------ Source records

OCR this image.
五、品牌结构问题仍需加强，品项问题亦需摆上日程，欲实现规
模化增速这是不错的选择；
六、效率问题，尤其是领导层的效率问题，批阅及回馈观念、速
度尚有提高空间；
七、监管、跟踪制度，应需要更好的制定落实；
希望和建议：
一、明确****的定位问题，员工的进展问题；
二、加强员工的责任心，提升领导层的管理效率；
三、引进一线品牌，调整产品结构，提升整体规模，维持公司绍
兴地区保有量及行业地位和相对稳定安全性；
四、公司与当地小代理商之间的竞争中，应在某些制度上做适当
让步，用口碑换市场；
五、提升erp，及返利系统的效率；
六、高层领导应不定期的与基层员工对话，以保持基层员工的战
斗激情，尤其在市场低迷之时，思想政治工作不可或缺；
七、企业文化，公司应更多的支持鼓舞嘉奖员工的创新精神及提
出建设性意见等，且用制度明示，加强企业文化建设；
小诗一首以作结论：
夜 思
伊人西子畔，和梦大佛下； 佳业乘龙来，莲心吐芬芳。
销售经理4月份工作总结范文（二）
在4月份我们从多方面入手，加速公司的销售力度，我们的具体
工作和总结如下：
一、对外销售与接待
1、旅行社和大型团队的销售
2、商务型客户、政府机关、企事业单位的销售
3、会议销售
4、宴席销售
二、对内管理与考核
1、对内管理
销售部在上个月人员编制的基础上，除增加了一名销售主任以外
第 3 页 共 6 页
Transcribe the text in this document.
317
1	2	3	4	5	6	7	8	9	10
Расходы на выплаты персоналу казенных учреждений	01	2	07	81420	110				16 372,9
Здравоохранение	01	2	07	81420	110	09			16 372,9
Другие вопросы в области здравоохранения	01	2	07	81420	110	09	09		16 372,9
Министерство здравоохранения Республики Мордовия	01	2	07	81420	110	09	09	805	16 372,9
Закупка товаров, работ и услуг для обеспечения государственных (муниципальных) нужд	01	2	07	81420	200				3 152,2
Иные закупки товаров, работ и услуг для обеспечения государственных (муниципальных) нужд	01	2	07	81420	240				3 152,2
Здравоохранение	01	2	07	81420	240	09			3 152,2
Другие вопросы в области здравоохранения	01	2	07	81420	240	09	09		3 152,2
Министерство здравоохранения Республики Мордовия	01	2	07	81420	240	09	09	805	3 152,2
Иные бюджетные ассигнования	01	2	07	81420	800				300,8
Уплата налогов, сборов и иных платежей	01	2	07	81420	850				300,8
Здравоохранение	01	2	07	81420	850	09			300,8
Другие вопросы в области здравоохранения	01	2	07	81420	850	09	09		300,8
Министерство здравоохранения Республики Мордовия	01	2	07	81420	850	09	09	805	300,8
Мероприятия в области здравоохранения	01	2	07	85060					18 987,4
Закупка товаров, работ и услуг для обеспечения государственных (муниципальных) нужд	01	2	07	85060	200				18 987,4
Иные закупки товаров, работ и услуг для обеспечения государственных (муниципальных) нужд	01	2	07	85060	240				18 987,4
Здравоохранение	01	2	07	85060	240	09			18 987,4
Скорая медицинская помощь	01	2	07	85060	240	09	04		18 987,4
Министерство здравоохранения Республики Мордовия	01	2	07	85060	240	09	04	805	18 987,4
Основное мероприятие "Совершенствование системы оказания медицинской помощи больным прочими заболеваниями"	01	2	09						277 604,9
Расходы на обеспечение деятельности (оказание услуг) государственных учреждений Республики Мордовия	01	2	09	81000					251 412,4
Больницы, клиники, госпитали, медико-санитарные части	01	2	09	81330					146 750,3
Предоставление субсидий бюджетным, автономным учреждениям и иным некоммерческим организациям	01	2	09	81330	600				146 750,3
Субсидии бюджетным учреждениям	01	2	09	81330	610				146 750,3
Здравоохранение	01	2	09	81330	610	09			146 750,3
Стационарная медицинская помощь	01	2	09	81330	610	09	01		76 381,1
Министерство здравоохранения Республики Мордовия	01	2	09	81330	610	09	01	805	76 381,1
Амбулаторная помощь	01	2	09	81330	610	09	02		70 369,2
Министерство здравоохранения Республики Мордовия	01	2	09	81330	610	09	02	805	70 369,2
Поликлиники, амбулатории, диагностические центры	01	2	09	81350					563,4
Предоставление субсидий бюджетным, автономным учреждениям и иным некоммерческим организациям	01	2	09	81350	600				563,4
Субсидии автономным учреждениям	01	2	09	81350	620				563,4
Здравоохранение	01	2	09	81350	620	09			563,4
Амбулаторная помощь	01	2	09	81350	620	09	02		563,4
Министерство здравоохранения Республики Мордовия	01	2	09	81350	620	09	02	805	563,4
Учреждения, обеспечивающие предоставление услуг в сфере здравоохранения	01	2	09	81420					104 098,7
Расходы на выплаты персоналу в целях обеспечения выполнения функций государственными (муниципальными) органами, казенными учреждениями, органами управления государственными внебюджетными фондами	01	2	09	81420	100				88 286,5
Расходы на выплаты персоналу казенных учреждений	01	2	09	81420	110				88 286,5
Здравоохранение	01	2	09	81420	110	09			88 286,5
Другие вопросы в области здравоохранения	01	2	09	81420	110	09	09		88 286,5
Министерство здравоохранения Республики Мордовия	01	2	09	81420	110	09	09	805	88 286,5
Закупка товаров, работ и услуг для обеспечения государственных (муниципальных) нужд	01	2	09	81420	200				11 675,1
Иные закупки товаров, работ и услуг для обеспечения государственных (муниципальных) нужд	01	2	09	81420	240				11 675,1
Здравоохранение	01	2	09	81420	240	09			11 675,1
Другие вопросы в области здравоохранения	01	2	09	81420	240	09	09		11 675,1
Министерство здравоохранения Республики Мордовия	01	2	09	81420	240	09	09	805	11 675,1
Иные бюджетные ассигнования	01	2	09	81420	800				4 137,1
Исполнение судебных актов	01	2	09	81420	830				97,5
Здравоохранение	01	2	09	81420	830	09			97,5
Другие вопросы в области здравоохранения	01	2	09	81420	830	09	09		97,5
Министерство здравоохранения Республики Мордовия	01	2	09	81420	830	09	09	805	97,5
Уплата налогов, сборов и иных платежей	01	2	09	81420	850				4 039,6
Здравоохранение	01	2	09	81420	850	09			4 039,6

------------

[Problem details] Nothing but a number is needed here: how many lines hold the string "области"?

[Output below] 7